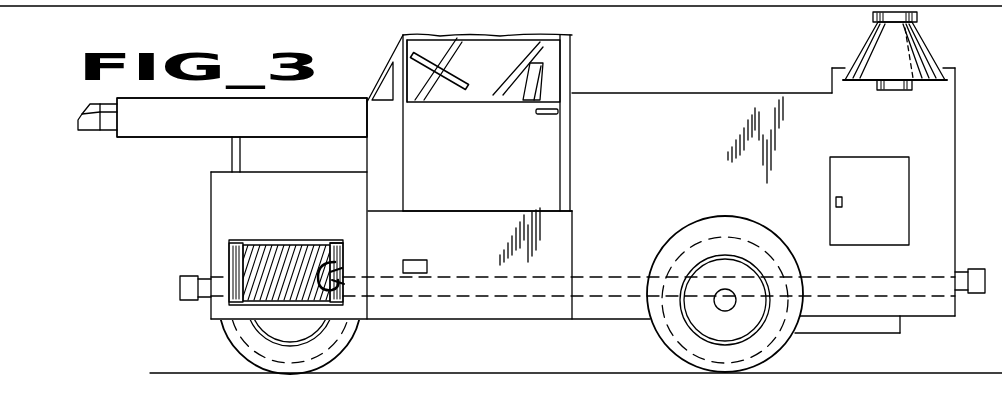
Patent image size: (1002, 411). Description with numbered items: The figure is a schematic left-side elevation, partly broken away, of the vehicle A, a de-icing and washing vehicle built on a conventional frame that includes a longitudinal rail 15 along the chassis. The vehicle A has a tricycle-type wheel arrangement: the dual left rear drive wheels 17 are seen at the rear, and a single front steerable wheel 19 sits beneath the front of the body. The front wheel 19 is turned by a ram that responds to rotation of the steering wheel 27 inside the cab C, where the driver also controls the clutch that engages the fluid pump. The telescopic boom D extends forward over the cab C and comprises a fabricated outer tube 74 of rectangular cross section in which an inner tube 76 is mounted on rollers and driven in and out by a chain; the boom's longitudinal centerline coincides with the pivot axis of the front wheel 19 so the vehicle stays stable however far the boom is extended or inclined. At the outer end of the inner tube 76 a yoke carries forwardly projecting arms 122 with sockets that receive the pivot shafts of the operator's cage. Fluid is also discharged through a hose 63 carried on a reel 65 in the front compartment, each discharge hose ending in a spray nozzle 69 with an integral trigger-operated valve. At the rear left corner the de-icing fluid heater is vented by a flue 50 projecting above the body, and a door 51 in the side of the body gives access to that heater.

The vehicle A is at (664, 72).
The cab C is at (573, 51).
The boom D is at (145, 136).
The longitudinal rail 15 is at (543, 297).
The dual left rear drive wheels 17 is at (668, 348).
The front steerable wheel 19 is at (240, 345).
The steering wheel 27 is at (458, 67).
The flue 50 is at (902, 50).
The door 51 is at (888, 216).
The hose 63 is at (262, 255).
The reel 65 is at (328, 247).
The spray nozzle 69 is at (340, 268).
The outer tube 74 is at (262, 126).
The inner tube 76 is at (108, 130).
The yoke arms 122 is at (88, 125).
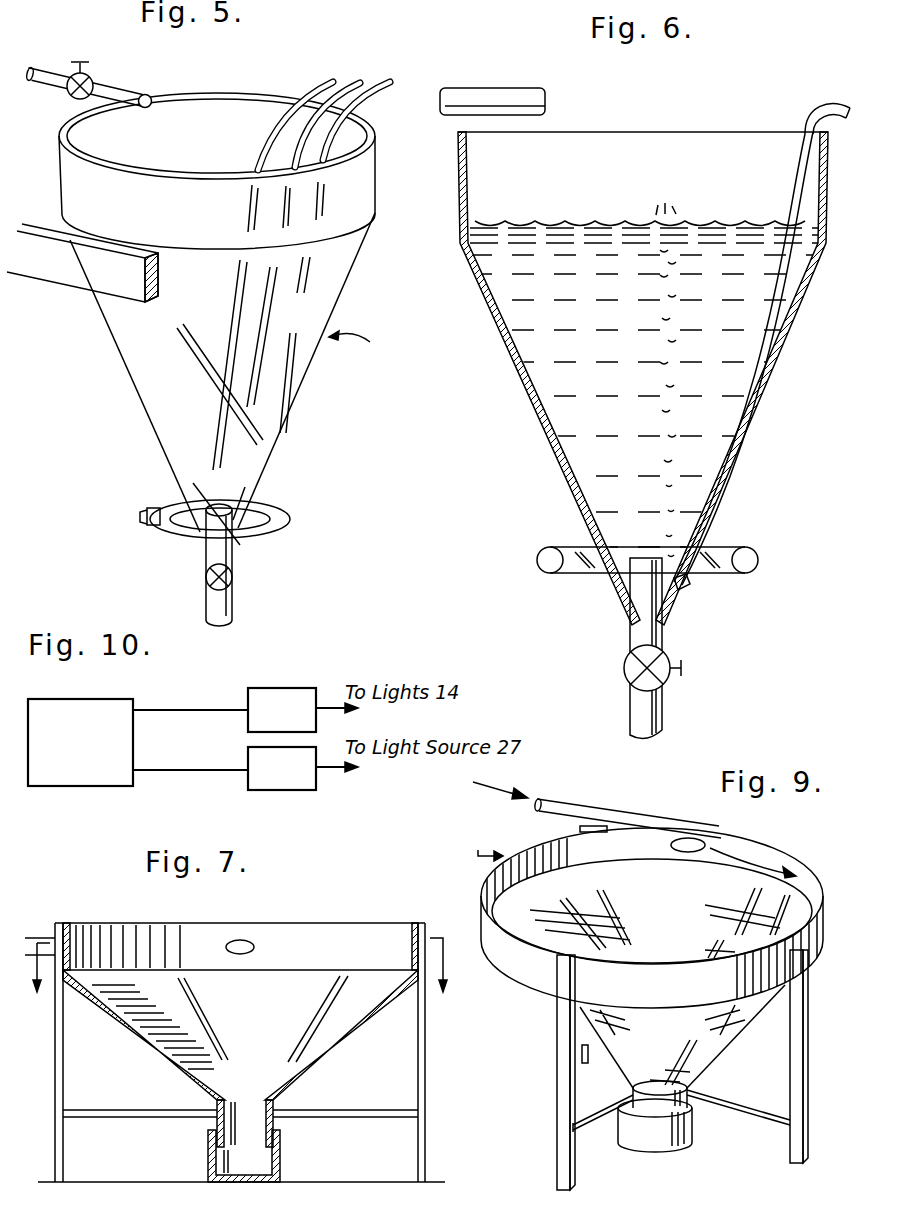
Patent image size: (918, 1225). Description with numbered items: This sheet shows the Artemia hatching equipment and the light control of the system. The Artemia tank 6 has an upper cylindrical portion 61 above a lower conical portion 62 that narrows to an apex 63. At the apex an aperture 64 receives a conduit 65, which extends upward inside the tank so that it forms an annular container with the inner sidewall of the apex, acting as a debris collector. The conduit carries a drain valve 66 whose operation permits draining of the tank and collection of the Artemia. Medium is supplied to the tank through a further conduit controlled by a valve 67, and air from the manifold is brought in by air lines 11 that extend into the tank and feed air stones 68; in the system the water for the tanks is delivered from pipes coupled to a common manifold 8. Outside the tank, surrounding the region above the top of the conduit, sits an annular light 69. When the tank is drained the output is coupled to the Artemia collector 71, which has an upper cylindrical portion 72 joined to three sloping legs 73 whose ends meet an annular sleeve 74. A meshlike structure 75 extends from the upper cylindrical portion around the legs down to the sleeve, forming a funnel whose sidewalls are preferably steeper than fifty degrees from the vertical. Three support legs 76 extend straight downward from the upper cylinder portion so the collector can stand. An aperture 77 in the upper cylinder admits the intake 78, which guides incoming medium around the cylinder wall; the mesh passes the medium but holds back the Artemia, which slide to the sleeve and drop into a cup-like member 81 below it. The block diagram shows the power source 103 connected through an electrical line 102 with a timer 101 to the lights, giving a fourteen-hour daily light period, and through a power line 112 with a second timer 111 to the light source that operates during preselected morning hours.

In FIG. 5, the Artemia tank 6 is at (349, 350).
In FIG. 5, the upper cylindrical portion 61 is at (360, 182).
In FIG. 5, the lower conical portion 62 is at (292, 398).
In FIG. 6, the lower conical portion 62 is at (738, 472).
In FIG. 5, the apex 63 is at (238, 527).
In FIG. 5, the conduit 65 is at (206, 560).
In FIG. 6, the conduit 65 is at (663, 700).
In FIG. 5, the drain valve 66 is at (146, 94).
In FIG. 5, the valve 67 is at (92, 78).
In FIG. 5, the annular light 69 is at (290, 510).
In FIG. 6, the air lines 11 is at (760, 407).
In FIG. 6, the air stones 68 is at (692, 583).
In FIG. 6, the aperture 64 is at (668, 630).
In FIG. 10, the timer 101 is at (303, 688).
In FIG. 10, the electrical line 102 is at (205, 702).
In FIG. 10, the power source 103 is at (97, 783).
In FIG. 10, the timer 111 is at (275, 792).
In FIG. 10, the power line 112 is at (185, 773).
In FIG. 7, the aperture 77 is at (243, 940).
In FIG. 9, the aperture 77 is at (690, 838).
In FIG. 7, the sloping legs 73 is at (367, 1030).
In FIG. 9, the sloping legs 73 is at (733, 1040).
In FIG. 7, the meshlike structure 75 is at (325, 1065).
In FIG. 9, the meshlike structure 75 is at (557, 1045).
In FIG. 7, the annular sleeve 74 is at (275, 1125).
In FIG. 9, the annular sleeve 74 is at (690, 1088).
In FIG. 7, the cup-like member 81 is at (280, 1160).
In FIG. 9, the cup-like member 81 is at (695, 1130).
In FIG. 7, the common manifold 8 is at (237, 978).
In FIG. 9, the intake 78 is at (589, 808).
In FIG. 9, the Artemia collector 71 is at (488, 845).
In FIG. 9, the upper cylindrical portion 72 is at (812, 870).
In FIG. 9, the support legs 76 is at (808, 1007).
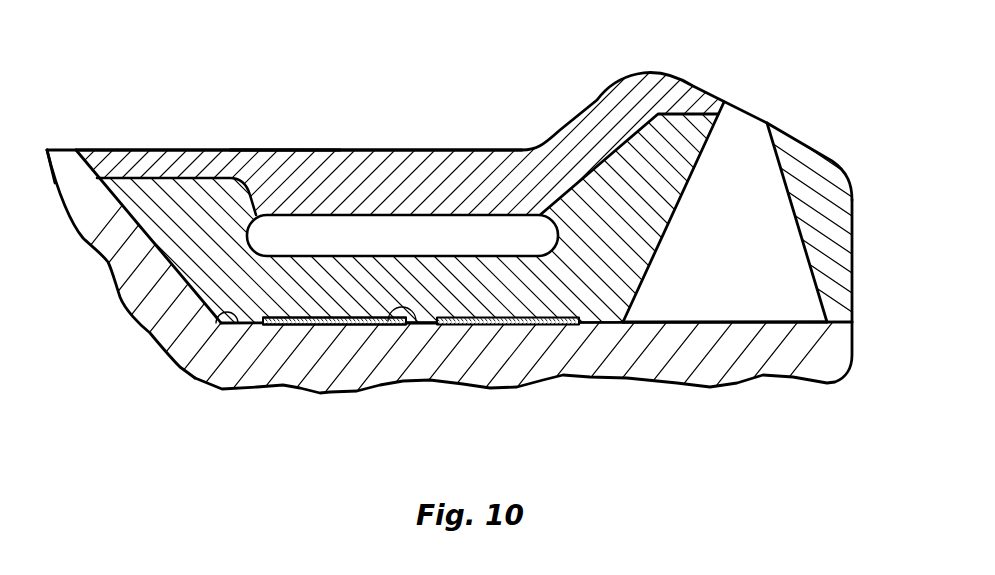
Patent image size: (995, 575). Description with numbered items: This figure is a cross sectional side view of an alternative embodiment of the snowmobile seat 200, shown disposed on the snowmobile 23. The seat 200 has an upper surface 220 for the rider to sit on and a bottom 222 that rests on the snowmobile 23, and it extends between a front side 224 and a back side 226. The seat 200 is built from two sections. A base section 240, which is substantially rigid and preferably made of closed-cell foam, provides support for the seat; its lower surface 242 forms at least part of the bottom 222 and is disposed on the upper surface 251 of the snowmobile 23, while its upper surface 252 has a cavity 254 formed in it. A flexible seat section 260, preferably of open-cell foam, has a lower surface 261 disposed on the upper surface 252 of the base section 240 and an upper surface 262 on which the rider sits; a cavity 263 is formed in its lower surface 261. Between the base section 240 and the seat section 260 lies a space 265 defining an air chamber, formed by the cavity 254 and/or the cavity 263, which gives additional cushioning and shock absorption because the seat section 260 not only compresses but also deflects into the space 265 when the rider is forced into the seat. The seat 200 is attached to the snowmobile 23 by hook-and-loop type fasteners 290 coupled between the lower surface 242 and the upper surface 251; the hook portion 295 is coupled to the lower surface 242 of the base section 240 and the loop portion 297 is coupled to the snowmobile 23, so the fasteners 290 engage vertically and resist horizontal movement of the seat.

The snowmobile seat 200 is at (788, 76).
The upper surface 220 is at (127, 150).
The front side 224 is at (83, 168).
The back side 226 is at (853, 263).
The seat section 260 is at (353, 180).
The lower surface of the seat section 261 is at (197, 178).
The upper surface of the seat section 262 is at (280, 150).
The cavity 263 is at (459, 213).
The space 265 is at (316, 249).
The base section 240 is at (199, 280).
The lower surface of the base section 242 is at (218, 321).
The upper surface of the base section 252 is at (172, 236).
The cavity 254 is at (295, 258).
The hook-and-loop type fasteners 290 is at (324, 334).
The hook portion 295 is at (417, 323).
The loop portion 297 is at (355, 326).
The bottom 222 is at (596, 323).
The upper surface of the snowmobile 251 is at (712, 323).
The snowmobile 23 is at (805, 360).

□ □ □ □

REQUIRED WORK — Print the entire listing above verbatim, leaving the pictures out of your answer.

FINISHED TASK —
Patent image size: (1002, 411). Description with numbered items: The figure is a schematic left-side elevation, partly broken away, of the vehicle A, a de-icing and washing vehicle built on a conventional frame that includes a longitudinal rail 15 along the chassis. The vehicle A has a tricycle-type wheel arrangement: the dual left rear drive wheels 17 are seen at the rear, and a single front steerable wheel 19 sits beneath the front of the body. The front wheel 19 is turned by a ram that responds to rotation of the steering wheel 27 inside the cab C, where the driver also controls the clutch that engages the fluid pump. The telescopic boom D extends forward over the cab C and comprises a fabricated outer tube 74 of rectangular cross section in which an inner tube 76 is mounted on rollers and driven in and out by a chain; the boom's longitudinal centerline coincides with the pivot axis of the front wheel 19 so the vehicle stays stable however far the boom is extended or inclined. At the outer end of the inner tube 76 a yoke carries forwardly projecting arms 122 with sockets that receive the pivot shafts of the operator's cage. Fluid is also discharged through a hose 63 carried on a reel 65 in the front compartment, each discharge hose ending in a spray nozzle 69 with an integral trigger-operated valve. At the rear left corner the de-icing fluid heater is vented by a flue 50 projecting above the body, and a door 51 in the side of the body gives access to that heater.

The vehicle A is at (664, 72).
The cab C is at (573, 51).
The boom D is at (145, 136).
The longitudinal rail 15 is at (543, 297).
The dual left rear drive wheels 17 is at (668, 348).
The front steerable wheel 19 is at (240, 345).
The steering wheel 27 is at (458, 67).
The flue 50 is at (902, 50).
The door 51 is at (888, 216).
The hose 63 is at (262, 255).
The reel 65 is at (328, 247).
The spray nozzle 69 is at (340, 268).
The outer tube 74 is at (262, 126).
The inner tube 76 is at (108, 130).
The yoke arms 122 is at (88, 125).
Patent image size: (918, 1225). Description with numbered items: This sheet shows the Artemia hatching equipment and the light control of the system. The Artemia tank 6 has an upper cylindrical portion 61 above a lower conical portion 62 that narrows to an apex 63. At the apex an aperture 64 receives a conduit 65, which extends upward inside the tank so that it forms an annular container with the inner sidewall of the apex, acting as a debris collector. The conduit carries a drain valve 66 whose operation permits draining of the tank and collection of the Artemia. Medium is supplied to the tank through a further conduit controlled by a valve 67, and air from the manifold is brought in by air lines 11 that extend into the tank and feed air stones 68; in the system the water for the tanks is delivered from pipes coupled to a common manifold 8. Outside the tank, surrounding the region above the top of the conduit, sits an annular light 69. When the tank is drained the output is coupled to the Artemia collector 71, which has an upper cylindrical portion 72 joined to three sloping legs 73 whose ends meet an annular sleeve 74. A meshlike structure 75 extends from the upper cylindrical portion around the legs down to the sleeve, forming a funnel whose sidewalls are preferably steeper than fifty degrees from the vertical. Three support legs 76 extend straight downward from the upper cylinder portion so the collector can stand. An aperture 77 in the upper cylinder admits the intake 78, which guides incoming medium around the cylinder wall; the mesh passes the medium but holds back the Artemia, which slide to the sleeve and drop into a cup-like member 81 below it. The block diagram shows the power source 103 connected through an electrical line 102 with a timer 101 to the lights, giving a fourteen-hour daily light period, and through a power line 112 with a second timer 111 to the light source that operates during preselected morning hours.

In FIG. 5, the Artemia tank 6 is at (349, 350).
In FIG. 5, the upper cylindrical portion 61 is at (360, 182).
In FIG. 5, the lower conical portion 62 is at (292, 398).
In FIG. 6, the lower conical portion 62 is at (738, 472).
In FIG. 5, the apex 63 is at (238, 527).
In FIG. 5, the conduit 65 is at (206, 560).
In FIG. 6, the conduit 65 is at (663, 700).
In FIG. 5, the drain valve 66 is at (146, 94).
In FIG. 5, the valve 67 is at (92, 78).
In FIG. 5, the annular light 69 is at (290, 510).
In FIG. 6, the air lines 11 is at (760, 407).
In FIG. 6, the air stones 68 is at (692, 583).
In FIG. 6, the aperture 64 is at (668, 630).
In FIG. 10, the timer 101 is at (303, 688).
In FIG. 10, the electrical line 102 is at (205, 702).
In FIG. 10, the power source 103 is at (97, 783).
In FIG. 10, the timer 111 is at (275, 792).
In FIG. 10, the power line 112 is at (185, 773).
In FIG. 7, the aperture 77 is at (243, 940).
In FIG. 9, the aperture 77 is at (690, 838).
In FIG. 7, the sloping legs 73 is at (367, 1030).
In FIG. 9, the sloping legs 73 is at (733, 1040).
In FIG. 7, the meshlike structure 75 is at (325, 1065).
In FIG. 9, the meshlike structure 75 is at (557, 1045).
In FIG. 7, the annular sleeve 74 is at (275, 1125).
In FIG. 9, the annular sleeve 74 is at (690, 1088).
In FIG. 7, the cup-like member 81 is at (280, 1160).
In FIG. 9, the cup-like member 81 is at (695, 1130).
In FIG. 7, the common manifold 8 is at (237, 978).
In FIG. 9, the intake 78 is at (589, 808).
In FIG. 9, the Artemia collector 71 is at (488, 845).
In FIG. 9, the upper cylindrical portion 72 is at (812, 870).
In FIG. 9, the support legs 76 is at (808, 1007).
Patent image size: (995, 575). Description with numbered items: This figure is a cross sectional side view of an alternative embodiment of the snowmobile seat 200, shown disposed on the snowmobile 23. The seat 200 has an upper surface 220 for the rider to sit on and a bottom 222 that rests on the snowmobile 23, and it extends between a front side 224 and a back side 226. The seat 200 is built from two sections. A base section 240, which is substantially rigid and preferably made of closed-cell foam, provides support for the seat; its lower surface 242 forms at least part of the bottom 222 and is disposed on the upper surface 251 of the snowmobile 23, while its upper surface 252 has a cavity 254 formed in it. A flexible seat section 260, preferably of open-cell foam, has a lower surface 261 disposed on the upper surface 252 of the base section 240 and an upper surface 262 on which the rider sits; a cavity 263 is formed in its lower surface 261. Between the base section 240 and the seat section 260 lies a space 265 defining an air chamber, formed by the cavity 254 and/or the cavity 263, which gives additional cushioning and shock absorption because the seat section 260 not only compresses but also deflects into the space 265 when the rider is forced into the seat. The seat 200 is attached to the snowmobile 23 by hook-and-loop type fasteners 290 coupled between the lower surface 242 and the upper surface 251; the hook portion 295 is coupled to the lower surface 242 of the base section 240 and the loop portion 297 is coupled to the snowmobile 23, so the fasteners 290 engage vertically and resist horizontal movement of the seat.

The snowmobile seat 200 is at (788, 76).
The upper surface 220 is at (127, 150).
The front side 224 is at (83, 168).
The back side 226 is at (853, 263).
The seat section 260 is at (353, 180).
The lower surface of the seat section 261 is at (197, 178).
The upper surface of the seat section 262 is at (280, 150).
The cavity 263 is at (459, 213).
The space 265 is at (316, 249).
The base section 240 is at (199, 280).
The lower surface of the base section 242 is at (218, 321).
The upper surface of the base section 252 is at (172, 236).
The cavity 254 is at (295, 258).
The hook-and-loop type fasteners 290 is at (324, 334).
The hook portion 295 is at (417, 323).
The loop portion 297 is at (355, 326).
The bottom 222 is at (596, 323).
The upper surface of the snowmobile 251 is at (712, 323).
The snowmobile 23 is at (805, 360).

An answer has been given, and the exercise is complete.